[Data]

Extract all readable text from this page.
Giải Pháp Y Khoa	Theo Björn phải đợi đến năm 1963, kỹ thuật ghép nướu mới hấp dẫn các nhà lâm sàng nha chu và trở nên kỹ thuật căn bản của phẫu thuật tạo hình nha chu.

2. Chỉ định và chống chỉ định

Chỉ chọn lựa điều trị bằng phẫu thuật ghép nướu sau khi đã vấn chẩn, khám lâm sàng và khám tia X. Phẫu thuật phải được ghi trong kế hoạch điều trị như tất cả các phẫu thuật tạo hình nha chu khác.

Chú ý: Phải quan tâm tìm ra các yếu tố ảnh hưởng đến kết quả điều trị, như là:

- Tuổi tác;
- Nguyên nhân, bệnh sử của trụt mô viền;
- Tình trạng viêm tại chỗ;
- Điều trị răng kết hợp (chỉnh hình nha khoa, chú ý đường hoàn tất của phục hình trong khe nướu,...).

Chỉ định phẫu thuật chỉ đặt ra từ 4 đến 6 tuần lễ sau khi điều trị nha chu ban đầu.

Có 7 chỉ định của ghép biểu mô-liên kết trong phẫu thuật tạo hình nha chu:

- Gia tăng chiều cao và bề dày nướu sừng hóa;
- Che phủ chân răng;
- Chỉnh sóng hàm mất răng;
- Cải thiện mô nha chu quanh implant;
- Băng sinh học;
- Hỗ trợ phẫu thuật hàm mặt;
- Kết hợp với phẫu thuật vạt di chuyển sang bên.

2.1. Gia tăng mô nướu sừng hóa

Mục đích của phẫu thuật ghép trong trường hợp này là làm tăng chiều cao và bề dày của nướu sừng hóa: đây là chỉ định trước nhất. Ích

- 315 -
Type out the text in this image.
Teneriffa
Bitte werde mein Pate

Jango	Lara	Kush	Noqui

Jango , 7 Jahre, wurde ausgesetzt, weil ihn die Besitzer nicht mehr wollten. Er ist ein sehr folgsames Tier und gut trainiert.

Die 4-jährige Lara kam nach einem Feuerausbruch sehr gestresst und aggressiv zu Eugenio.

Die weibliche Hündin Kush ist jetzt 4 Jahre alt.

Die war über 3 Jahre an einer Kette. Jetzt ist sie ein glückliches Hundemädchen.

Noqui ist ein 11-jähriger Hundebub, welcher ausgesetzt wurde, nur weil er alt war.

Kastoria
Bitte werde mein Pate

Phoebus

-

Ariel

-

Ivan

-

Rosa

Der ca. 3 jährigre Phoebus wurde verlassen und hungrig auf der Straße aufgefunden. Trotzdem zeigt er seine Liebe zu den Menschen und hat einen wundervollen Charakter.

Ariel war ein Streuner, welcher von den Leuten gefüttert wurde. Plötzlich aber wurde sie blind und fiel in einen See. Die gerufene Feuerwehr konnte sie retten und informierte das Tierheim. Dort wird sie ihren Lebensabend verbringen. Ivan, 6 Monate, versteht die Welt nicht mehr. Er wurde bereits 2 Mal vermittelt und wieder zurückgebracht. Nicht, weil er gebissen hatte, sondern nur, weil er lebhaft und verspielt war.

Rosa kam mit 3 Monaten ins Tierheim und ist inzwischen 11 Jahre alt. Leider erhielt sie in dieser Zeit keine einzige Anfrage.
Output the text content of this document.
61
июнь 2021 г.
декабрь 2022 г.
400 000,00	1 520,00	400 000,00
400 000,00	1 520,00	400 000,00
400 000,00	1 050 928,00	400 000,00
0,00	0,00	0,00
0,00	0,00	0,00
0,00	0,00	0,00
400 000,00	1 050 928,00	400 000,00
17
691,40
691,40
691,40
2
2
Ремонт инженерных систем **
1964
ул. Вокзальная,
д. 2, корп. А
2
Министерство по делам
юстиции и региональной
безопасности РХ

[Task instructions]
Write out all the entries exactly.

[Expected answer]
Extract all readable text from this page.
Giải Pháp Y Khoa	Theo Björn phải đợi đến năm 1963, kỹ thuật ghép nướu mới hấp dẫn các nhà lâm sàng nha chu và trở nên kỹ thuật căn bản của phẫu thuật tạo hình nha chu.

2. Chỉ định và chống chỉ định

Chỉ chọn lựa điều trị bằng phẫu thuật ghép nướu sau khi đã vấn chẩn, khám lâm sàng và khám tia X. Phẫu thuật phải được ghi trong kế hoạch điều trị như tất cả các phẫu thuật tạo hình nha chu khác.

Chú ý: Phải quan tâm tìm ra các yếu tố ảnh hưởng đến kết quả điều trị, như là:

- Tuổi tác;
- Nguyên nhân, bệnh sử của trụt mô viền;
- Tình trạng viêm tại chỗ;
- Điều trị răng kết hợp (chỉnh hình nha khoa, chú ý đường hoàn tất của phục hình trong khe nướu,...).

Chỉ định phẫu thuật chỉ đặt ra từ 4 đến 6 tuần lễ sau khi điều trị nha chu ban đầu.

Có 7 chỉ định của ghép biểu mô-liên kết trong phẫu thuật tạo hình nha chu:

- Gia tăng chiều cao và bề dày nướu sừng hóa;
- Che phủ chân răng;
- Chỉnh sóng hàm mất răng;
- Cải thiện mô nha chu quanh implant;
- Băng sinh học;
- Hỗ trợ phẫu thuật hàm mặt;
- Kết hợp với phẫu thuật vạt di chuyển sang bên.

2.1. Gia tăng mô nướu sừng hóa

Mục đích của phẫu thuật ghép trong trường hợp này là làm tăng chiều cao và bề dày của nướu sừng hóa: đây là chỉ định trước nhất. Ích

- 315 -
Type out the text in this image.
Teneriffa
Bitte werde mein Pate

Jango	Lara	Kush	Noqui

Jango , 7 Jahre, wurde ausgesetzt, weil ihn die Besitzer nicht mehr wollten. Er ist ein sehr folgsames Tier und gut trainiert.

Die 4-jährige Lara kam nach einem Feuerausbruch sehr gestresst und aggressiv zu Eugenio.

Die weibliche Hündin Kush ist jetzt 4 Jahre alt.

Die war über 3 Jahre an einer Kette. Jetzt ist sie ein glückliches Hundemädchen.

Noqui ist ein 11-jähriger Hundebub, welcher ausgesetzt wurde, nur weil er alt war.

Kastoria
Bitte werde mein Pate

Phoebus

-

Ariel

-

Ivan

-

Rosa

Der ca. 3 jährigre Phoebus wurde verlassen und hungrig auf der Straße aufgefunden. Trotzdem zeigt er seine Liebe zu den Menschen und hat einen wundervollen Charakter.

Ariel war ein Streuner, welcher von den Leuten gefüttert wurde. Plötzlich aber wurde sie blind und fiel in einen See. Die gerufene Feuerwehr konnte sie retten und informierte das Tierheim. Dort wird sie ihren Lebensabend verbringen. Ivan, 6 Monate, versteht die Welt nicht mehr. Er wurde bereits 2 Mal vermittelt und wieder zurückgebracht. Nicht, weil er gebissen hatte, sondern nur, weil er lebhaft und verspielt war.

Rosa kam mit 3 Monaten ins Tierheim und ist inzwischen 11 Jahre alt. Leider erhielt sie in dieser Zeit keine einzige Anfrage.
Output the text content of this document.
61
июнь 2021 г.
декабрь 2022 г.
400 000,00	1 520,00	400 000,00
400 000,00	1 520,00	400 000,00
400 000,00	1 050 928,00	400 000,00
0,00	0,00	0,00
0,00	0,00	0,00
0,00	0,00	0,00
400 000,00	1 050 928,00	400 000,00
17
691,40
691,40
691,40
2
2
Ремонт инженерных систем **
1964
ул. Вокзальная,
д. 2, корп. А
2
Министерство по делам
юстиции и региональной
безопасности РХ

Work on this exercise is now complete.